Convert the lines below into a numbered list, omitting any blank lines and leaving the pictures out.

** start of RAW RECORDS **

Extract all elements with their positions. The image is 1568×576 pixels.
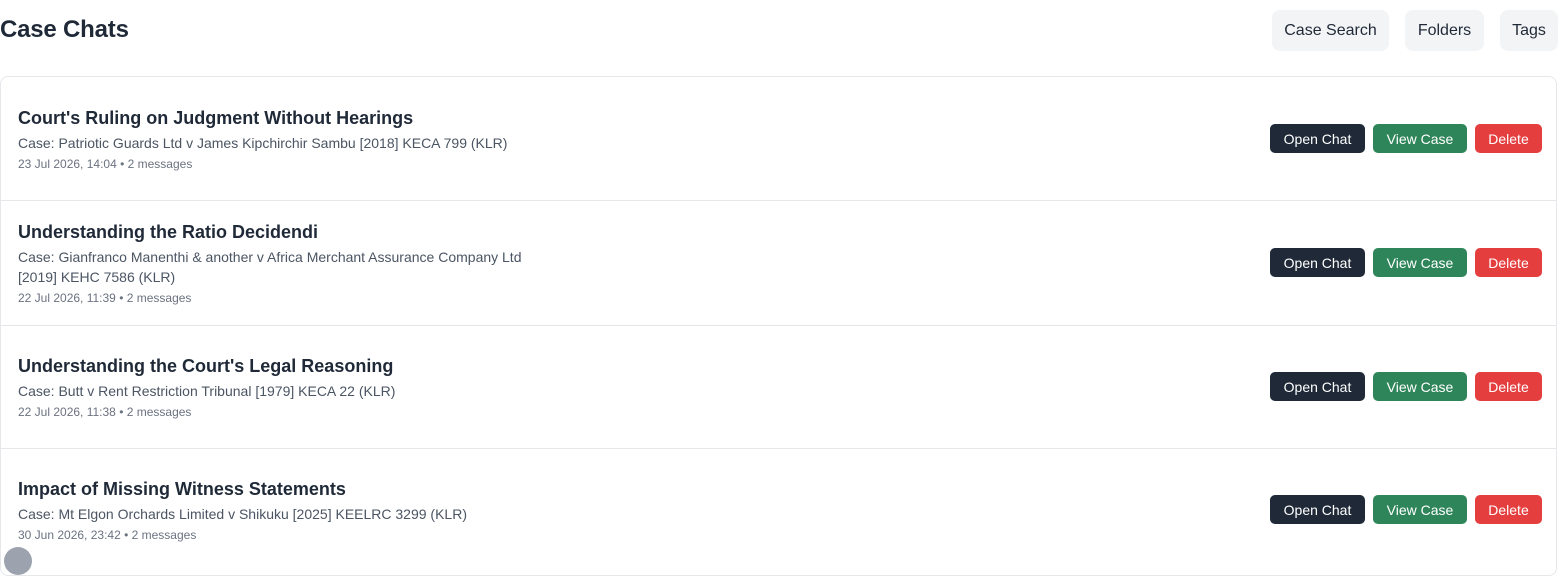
view-case-button[interactable]: View Case <box>1373 248 1467 277</box>
open-chat-button[interactable]: Open Chat <box>1270 372 1365 401</box>
open-chat-button[interactable]: Open Chat <box>1270 495 1365 524</box>
delete-button[interactable]: Delete <box>1475 372 1542 401</box>
chat-case-name: Case: Gianfranco Manenthi & another v Af… <box>18 249 522 285</box>
delete-button[interactable]: Delete <box>1475 124 1542 153</box>
chat-info: Understanding the Ratio Decidendi Case: … <box>18 221 558 306</box>
chat-meta: 30 Jun 2026, 23:42 • 2 messages <box>18 528 197 542</box>
chat-case-name: Case: Butt v Rent Restriction Tribunal [… <box>18 383 396 399</box>
chat-info: Impact of Missing Witness Statements Cas… <box>18 478 467 543</box>
chat-info: Court's Ruling on Judgment Without Heari… <box>18 107 507 172</box>
folders-button[interactable]: Folders <box>1405 10 1484 51</box>
delete-button[interactable]: Delete <box>1475 495 1542 524</box>
chat-info: Understanding the Court's Legal Reasonin… <box>18 355 395 420</box>
chat-meta: 22 Jul 2026, 11:39 • 2 messages <box>18 291 192 305</box>
case-search-button[interactable]: Case Search <box>1272 10 1389 51</box>
chat-meta: 23 Jul 2026, 14:04 • 2 messages <box>18 157 193 171</box>
chat-title: Understanding the Ratio Decidendi <box>18 222 319 242</box>
chat-title: Understanding the Court's Legal Reasonin… <box>18 356 394 376</box>
header-actions: Case Search Folders Tags <box>1272 10 1558 51</box>
chat-list-item: Court's Ruling on Judgment Without Heari… <box>1 77 1556 201</box>
chat-actions: Open Chat View Case Delete <box>1270 124 1542 153</box>
delete-button[interactable]: Delete <box>1475 248 1542 277</box>
case-chats-list: Court's Ruling on Judgment Without Heari… <box>0 76 1557 576</box>
chat-actions: Open Chat View Case Delete <box>1270 372 1542 401</box>
view-case-button[interactable]: View Case <box>1373 372 1467 401</box>
floating-action-icon[interactable] <box>4 547 32 575</box>
open-chat-button[interactable]: Open Chat <box>1270 248 1365 277</box>
chat-list-item: Understanding the Ratio Decidendi Case: … <box>1 201 1556 326</box>
view-case-button[interactable]: View Case <box>1373 124 1467 153</box>
page-header: Case Chats Case Search Folders Tags <box>0 0 1568 62</box>
chat-meta: 22 Jul 2026, 11:38 • 2 messages <box>18 405 192 419</box>
page-title: Case Chats <box>0 16 129 43</box>
chat-case-name: Case: Mt Elgon Orchards Limited v Shikuk… <box>18 506 467 522</box>
chat-title: Impact of Missing Witness Statements <box>18 479 346 499</box>
tags-button[interactable]: Tags <box>1500 10 1558 51</box>
chat-title: Court's Ruling on Judgment Without Heari… <box>18 108 414 128</box>
open-chat-button[interactable]: Open Chat <box>1270 124 1365 153</box>
chat-actions: Open Chat View Case Delete <box>1270 495 1542 524</box>
chat-case-name: Case: Patriotic Guards Ltd v James Kipch… <box>18 135 508 151</box>
chat-actions: Open Chat View Case Delete <box>1270 248 1542 277</box>
view-case-button[interactable]: View Case <box>1373 495 1467 524</box>
chat-list-item: Understanding the Court's Legal Reasonin… <box>1 326 1556 449</box>
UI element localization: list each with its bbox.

** end of RAW RECORDS **

_EXERCISE SOLUTION_:
1. Extract all elements with their positions. The image is 1568×576 pixels.
2. view-case-button[interactable]: View Case <box>1373 248 1467 277</box>
3. open-chat-button[interactable]: Open Chat <box>1270 372 1365 401</box>
4. open-chat-button[interactable]: Open Chat <box>1270 495 1365 524</box>
5. delete-button[interactable]: Delete <box>1475 372 1542 401</box>
6. chat-case-name: Case: Gianfranco Manenthi & another v Af… <box>18 249 522 285</box>
7. delete-button[interactable]: Delete <box>1475 124 1542 153</box>
8. chat-info: Understanding the Ratio Decidendi Case: … <box>18 221 558 306</box>
9. chat-meta: 30 Jun 2026, 23:42 • 2 messages <box>18 528 197 542</box>
10. chat-case-name: Case: Butt v Rent Restriction Tribunal [… <box>18 383 396 399</box>
11. chat-info: Impact of Missing Witness Statements Cas… <box>18 478 467 543</box>
12. chat-info: Court's Ruling on Judgment Without Heari… <box>18 107 507 172</box>
13. folders-button[interactable]: Folders <box>1405 10 1484 51</box>
14. delete-button[interactable]: Delete <box>1475 495 1542 524</box>
15. chat-info: Understanding the Court's Legal Reasonin… <box>18 355 395 420</box>
16. chat-meta: 22 Jul 2026, 11:39 • 2 messages <box>18 291 192 305</box>
17. case-search-button[interactable]: Case Search <box>1272 10 1389 51</box>
18. chat-meta: 23 Jul 2026, 14:04 • 2 messages <box>18 157 193 171</box>
19. chat-title: Understanding the Ratio Decidendi <box>18 222 319 242</box>
20. chat-title: Understanding the Court's Legal Reasonin… <box>18 356 394 376</box>
21. header-actions: Case Search Folders Tags <box>1272 10 1558 51</box>
22. chat-list-item: Court's Ruling on Judgment Without Heari… <box>1 77 1556 201</box>
23. chat-actions: Open Chat View Case Delete <box>1270 124 1542 153</box>
24. delete-button[interactable]: Delete <box>1475 248 1542 277</box>
25. case-chats-list: Court's Ruling on Judgment Without Heari… <box>0 76 1557 576</box>
26. chat-actions: Open Chat View Case Delete <box>1270 372 1542 401</box>
27. view-case-button[interactable]: View Case <box>1373 372 1467 401</box>
28. floating-action-icon[interactable] <box>4 547 32 575</box>
29. open-chat-button[interactable]: Open Chat <box>1270 248 1365 277</box>
30. chat-list-item: Understanding the Ratio Decidendi Case: … <box>1 201 1556 326</box>
31. view-case-button[interactable]: View Case <box>1373 124 1467 153</box>
32. page-header: Case Chats Case Search Folders Tags <box>0 0 1568 62</box>
33. chat-meta: 22 Jul 2026, 11:38 • 2 messages <box>18 405 192 419</box>
34. page-title: Case Chats <box>0 16 129 43</box>
35. chat-case-name: Case: Mt Elgon Orchards Limited v Shikuk… <box>18 506 467 522</box>
36. chat-title: Impact of Missing Witness Statements <box>18 479 346 499</box>
37. tags-button[interactable]: Tags <box>1500 10 1558 51</box>
38. chat-title: Court's Ruling on Judgment Without Heari… <box>18 108 414 128</box>
39. open-chat-button[interactable]: Open Chat <box>1270 124 1365 153</box>
40. chat-actions: Open Chat View Case Delete <box>1270 495 1542 524</box>
41. chat-case-name: Case: Patriotic Guards Ltd v James Kipch… <box>18 135 508 151</box>
42. chat-actions: Open Chat View Case Delete <box>1270 248 1542 277</box>
43. view-case-button[interactable]: View Case <box>1373 495 1467 524</box>
44. chat-list-item: Understanding the Court's Legal Reasonin… <box>1 326 1556 449</box>
45. UI element localization: list each with its bbox.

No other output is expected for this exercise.